Supplied entries: Begin

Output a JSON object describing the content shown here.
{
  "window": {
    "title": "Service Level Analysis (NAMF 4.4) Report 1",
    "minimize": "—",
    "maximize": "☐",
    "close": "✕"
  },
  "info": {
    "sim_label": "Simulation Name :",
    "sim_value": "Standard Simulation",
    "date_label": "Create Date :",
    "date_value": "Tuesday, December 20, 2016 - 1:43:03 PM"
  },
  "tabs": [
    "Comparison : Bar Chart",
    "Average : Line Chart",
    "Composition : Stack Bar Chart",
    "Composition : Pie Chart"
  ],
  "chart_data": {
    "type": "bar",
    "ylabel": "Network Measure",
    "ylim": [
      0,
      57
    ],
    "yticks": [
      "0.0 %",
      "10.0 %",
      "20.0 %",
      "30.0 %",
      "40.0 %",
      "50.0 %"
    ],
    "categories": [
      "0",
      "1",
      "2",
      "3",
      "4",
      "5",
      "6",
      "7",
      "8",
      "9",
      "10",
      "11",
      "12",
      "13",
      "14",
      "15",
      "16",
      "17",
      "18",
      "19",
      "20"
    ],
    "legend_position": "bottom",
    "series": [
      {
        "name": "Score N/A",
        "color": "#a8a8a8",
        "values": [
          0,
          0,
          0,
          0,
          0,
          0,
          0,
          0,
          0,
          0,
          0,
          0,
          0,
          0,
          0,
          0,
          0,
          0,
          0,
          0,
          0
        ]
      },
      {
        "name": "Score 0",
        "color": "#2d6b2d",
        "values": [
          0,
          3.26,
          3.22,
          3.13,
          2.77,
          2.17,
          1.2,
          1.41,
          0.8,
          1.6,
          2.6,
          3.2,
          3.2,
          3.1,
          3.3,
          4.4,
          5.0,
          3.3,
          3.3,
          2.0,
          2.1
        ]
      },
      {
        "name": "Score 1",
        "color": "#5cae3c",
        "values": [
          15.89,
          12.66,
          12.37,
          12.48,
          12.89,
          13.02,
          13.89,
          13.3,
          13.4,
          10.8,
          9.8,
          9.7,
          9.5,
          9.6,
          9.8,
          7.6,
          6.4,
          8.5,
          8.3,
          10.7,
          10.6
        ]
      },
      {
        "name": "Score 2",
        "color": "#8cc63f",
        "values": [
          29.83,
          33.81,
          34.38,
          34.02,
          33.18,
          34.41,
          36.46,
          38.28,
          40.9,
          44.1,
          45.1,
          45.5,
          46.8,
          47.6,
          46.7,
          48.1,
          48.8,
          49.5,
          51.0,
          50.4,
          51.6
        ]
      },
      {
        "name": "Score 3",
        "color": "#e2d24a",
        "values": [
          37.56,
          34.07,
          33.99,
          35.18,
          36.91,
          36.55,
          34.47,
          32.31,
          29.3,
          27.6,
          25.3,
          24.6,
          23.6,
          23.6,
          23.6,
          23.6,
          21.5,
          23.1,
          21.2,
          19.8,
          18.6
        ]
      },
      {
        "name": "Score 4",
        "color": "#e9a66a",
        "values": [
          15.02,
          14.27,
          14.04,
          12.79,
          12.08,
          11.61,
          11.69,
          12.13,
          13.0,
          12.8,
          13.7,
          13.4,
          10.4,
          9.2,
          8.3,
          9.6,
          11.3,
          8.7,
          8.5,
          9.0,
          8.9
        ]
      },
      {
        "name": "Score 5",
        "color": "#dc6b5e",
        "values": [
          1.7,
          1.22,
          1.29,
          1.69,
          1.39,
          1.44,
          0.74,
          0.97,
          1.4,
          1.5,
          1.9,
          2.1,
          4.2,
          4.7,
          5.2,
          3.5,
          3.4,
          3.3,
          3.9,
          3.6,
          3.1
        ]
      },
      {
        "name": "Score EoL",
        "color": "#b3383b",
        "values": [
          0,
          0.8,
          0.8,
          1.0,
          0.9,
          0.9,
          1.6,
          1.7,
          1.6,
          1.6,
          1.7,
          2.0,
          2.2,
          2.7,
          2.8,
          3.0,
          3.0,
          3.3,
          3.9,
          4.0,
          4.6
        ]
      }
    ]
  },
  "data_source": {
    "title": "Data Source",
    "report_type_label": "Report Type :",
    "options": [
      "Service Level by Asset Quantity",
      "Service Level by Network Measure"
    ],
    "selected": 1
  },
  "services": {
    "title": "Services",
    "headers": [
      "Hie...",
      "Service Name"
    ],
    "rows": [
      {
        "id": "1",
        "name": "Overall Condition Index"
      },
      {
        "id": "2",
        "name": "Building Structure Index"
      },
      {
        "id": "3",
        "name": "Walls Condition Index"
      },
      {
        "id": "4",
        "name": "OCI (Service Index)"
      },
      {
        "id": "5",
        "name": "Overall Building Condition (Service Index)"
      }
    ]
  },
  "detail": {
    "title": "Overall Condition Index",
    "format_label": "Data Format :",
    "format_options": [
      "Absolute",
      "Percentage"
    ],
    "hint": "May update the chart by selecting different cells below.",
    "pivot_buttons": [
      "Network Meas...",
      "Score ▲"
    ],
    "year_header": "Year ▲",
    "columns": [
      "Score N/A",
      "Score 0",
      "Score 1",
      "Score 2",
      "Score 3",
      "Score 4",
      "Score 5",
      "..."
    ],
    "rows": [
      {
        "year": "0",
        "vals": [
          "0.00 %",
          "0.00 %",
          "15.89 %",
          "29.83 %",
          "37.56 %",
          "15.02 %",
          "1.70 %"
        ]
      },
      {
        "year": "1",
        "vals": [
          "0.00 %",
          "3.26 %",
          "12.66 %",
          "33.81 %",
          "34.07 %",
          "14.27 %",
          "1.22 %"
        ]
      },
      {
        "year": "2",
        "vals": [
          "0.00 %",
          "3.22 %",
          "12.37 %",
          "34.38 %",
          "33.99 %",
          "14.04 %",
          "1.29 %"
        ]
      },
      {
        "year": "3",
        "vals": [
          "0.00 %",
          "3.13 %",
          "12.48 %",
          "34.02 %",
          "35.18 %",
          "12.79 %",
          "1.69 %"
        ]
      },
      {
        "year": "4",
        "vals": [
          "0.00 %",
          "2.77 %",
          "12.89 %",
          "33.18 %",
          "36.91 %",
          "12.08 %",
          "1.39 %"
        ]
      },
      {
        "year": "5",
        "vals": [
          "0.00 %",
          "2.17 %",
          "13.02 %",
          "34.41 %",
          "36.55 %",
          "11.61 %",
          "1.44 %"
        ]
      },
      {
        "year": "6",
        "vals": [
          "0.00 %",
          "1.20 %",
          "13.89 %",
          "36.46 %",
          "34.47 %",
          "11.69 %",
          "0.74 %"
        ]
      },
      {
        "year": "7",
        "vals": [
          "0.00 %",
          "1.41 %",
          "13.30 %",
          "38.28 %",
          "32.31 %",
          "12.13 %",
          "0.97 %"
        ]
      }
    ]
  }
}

Supplied entries: End

▶ _Work required_
Without omission, retype the full listing shown above.

▶ _Response area_
Output a JSON object describing the content shown here.
{
  "window": {
    "title": "Service Level Analysis (NAMF 4.4) Report 1",
    "minimize": "—",
    "maximize": "☐",
    "close": "✕"
  },
  "info": {
    "sim_label": "Simulation Name :",
    "sim_value": "Standard Simulation",
    "date_label": "Create Date :",
    "date_value": "Tuesday, December 20, 2016 - 1:43:03 PM"
  },
  "tabs": [
    "Comparison : Bar Chart",
    "Average : Line Chart",
    "Composition : Stack Bar Chart",
    "Composition : Pie Chart"
  ],
  "chart_data": {
    "type": "bar",
    "ylabel": "Network Measure",
    "ylim": [
      0,
      57
    ],
    "yticks": [
      "0.0 %",
      "10.0 %",
      "20.0 %",
      "30.0 %",
      "40.0 %",
      "50.0 %"
    ],
    "categories": [
      "0",
      "1",
      "2",
      "3",
      "4",
      "5",
      "6",
      "7",
      "8",
      "9",
      "10",
      "11",
      "12",
      "13",
      "14",
      "15",
      "16",
      "17",
      "18",
      "19",
      "20"
    ],
    "legend_position": "bottom",
    "series": [
      {
        "name": "Score N/A",
        "color": "#a8a8a8",
        "values": [
          0,
          0,
          0,
          0,
          0,
          0,
          0,
          0,
          0,
          0,
          0,
          0,
          0,
          0,
          0,
          0,
          0,
          0,
          0,
          0,
          0
        ]
      },
      {
        "name": "Score 0",
        "color": "#2d6b2d",
        "values": [
          0,
          3.26,
          3.22,
          3.13,
          2.77,
          2.17,
          1.2,
          1.41,
          0.8,
          1.6,
          2.6,
          3.2,
          3.2,
          3.1,
          3.3,
          4.4,
          5.0,
          3.3,
          3.3,
          2.0,
          2.1
        ]
      },
      {
        "name": "Score 1",
        "color": "#5cae3c",
        "values": [
          15.89,
          12.66,
          12.37,
          12.48,
          12.89,
          13.02,
          13.89,
          13.3,
          13.4,
          10.8,
          9.8,
          9.7,
          9.5,
          9.6,
          9.8,
          7.6,
          6.4,
          8.5,
          8.3,
          10.7,
          10.6
        ]
      },
      {
        "name": "Score 2",
        "color": "#8cc63f",
        "values": [
          29.83,
          33.81,
          34.38,
          34.02,
          33.18,
          34.41,
          36.46,
          38.28,
          40.9,
          44.1,
          45.1,
          45.5,
          46.8,
          47.6,
          46.7,
          48.1,
          48.8,
          49.5,
          51.0,
          50.4,
          51.6
        ]
      },
      {
        "name": "Score 3",
        "color": "#e2d24a",
        "values": [
          37.56,
          34.07,
          33.99,
          35.18,
          36.91,
          36.55,
          34.47,
          32.31,
          29.3,
          27.6,
          25.3,
          24.6,
          23.6,
          23.6,
          23.6,
          23.6,
          21.5,
          23.1,
          21.2,
          19.8,
          18.6
        ]
      },
      {
        "name": "Score 4",
        "color": "#e9a66a",
        "values": [
          15.02,
          14.27,
          14.04,
          12.79,
          12.08,
          11.61,
          11.69,
          12.13,
          13.0,
          12.8,
          13.7,
          13.4,
          10.4,
          9.2,
          8.3,
          9.6,
          11.3,
          8.7,
          8.5,
          9.0,
          8.9
        ]
      },
      {
        "name": "Score 5",
        "color": "#dc6b5e",
        "values": [
          1.7,
          1.22,
          1.29,
          1.69,
          1.39,
          1.44,
          0.74,
          0.97,
          1.4,
          1.5,
          1.9,
          2.1,
          4.2,
          4.7,
          5.2,
          3.5,
          3.4,
          3.3,
          3.9,
          3.6,
          3.1
        ]
      },
      {
        "name": "Score EoL",
        "color": "#b3383b",
        "values": [
          0,
          0.8,
          0.8,
          1.0,
          0.9,
          0.9,
          1.6,
          1.7,
          1.6,
          1.6,
          1.7,
          2.0,
          2.2,
          2.7,
          2.8,
          3.0,
          3.0,
          3.3,
          3.9,
          4.0,
          4.6
        ]
      }
    ]
  },
  "data_source": {
    "title": "Data Source",
    "report_type_label": "Report Type :",
    "options": [
      "Service Level by Asset Quantity",
      "Service Level by Network Measure"
    ],
    "selected": 1
  },
  "services": {
    "title": "Services",
    "headers": [
      "Hie...",
      "Service Name"
    ],
    "rows": [
      {
        "id": "1",
        "name": "Overall Condition Index"
      },
      {
        "id": "2",
        "name": "Building Structure Index"
      },
      {
        "id": "3",
        "name": "Walls Condition Index"
      },
      {
        "id": "4",
        "name": "OCI (Service Index)"
      },
      {
        "id": "5",
        "name": "Overall Building Condition (Service Index)"
      }
    ]
  },
  "detail": {
    "title": "Overall Condition Index",
    "format_label": "Data Format :",
    "format_options": [
      "Absolute",
      "Percentage"
    ],
    "hint": "May update the chart by selecting different cells below.",
    "pivot_buttons": [
      "Network Meas...",
      "Score ▲"
    ],
    "year_header": "Year ▲",
    "columns": [
      "Score N/A",
      "Score 0",
      "Score 1",
      "Score 2",
      "Score 3",
      "Score 4",
      "Score 5",
      "..."
    ],
    "rows": [
      {
        "year": "0",
        "vals": [
          "0.00 %",
          "0.00 %",
          "15.89 %",
          "29.83 %",
          "37.56 %",
          "15.02 %",
          "1.70 %"
        ]
      },
      {
        "year": "1",
        "vals": [
          "0.00 %",
          "3.26 %",
          "12.66 %",
          "33.81 %",
          "34.07 %",
          "14.27 %",
          "1.22 %"
        ]
      },
      {
        "year": "2",
        "vals": [
          "0.00 %",
          "3.22 %",
          "12.37 %",
          "34.38 %",
          "33.99 %",
          "14.04 %",
          "1.29 %"
        ]
      },
      {
        "year": "3",
        "vals": [
          "0.00 %",
          "3.13 %",
          "12.48 %",
          "34.02 %",
          "35.18 %",
          "12.79 %",
          "1.69 %"
        ]
      },
      {
        "year": "4",
        "vals": [
          "0.00 %",
          "2.77 %",
          "12.89 %",
          "33.18 %",
          "36.91 %",
          "12.08 %",
          "1.39 %"
        ]
      },
      {
        "year": "5",
        "vals": [
          "0.00 %",
          "2.17 %",
          "13.02 %",
          "34.41 %",
          "36.55 %",
          "11.61 %",
          "1.44 %"
        ]
      },
      {
        "year": "6",
        "vals": [
          "0.00 %",
          "1.20 %",
          "13.89 %",
          "36.46 %",
          "34.47 %",
          "11.69 %",
          "0.74 %"
        ]
      },
      {
        "year": "7",
        "vals": [
          "0.00 %",
          "1.41 %",
          "13.30 %",
          "38.28 %",
          "32.31 %",
          "12.13 %",
          "0.97 %"
        ]
      }
    ]
  }
}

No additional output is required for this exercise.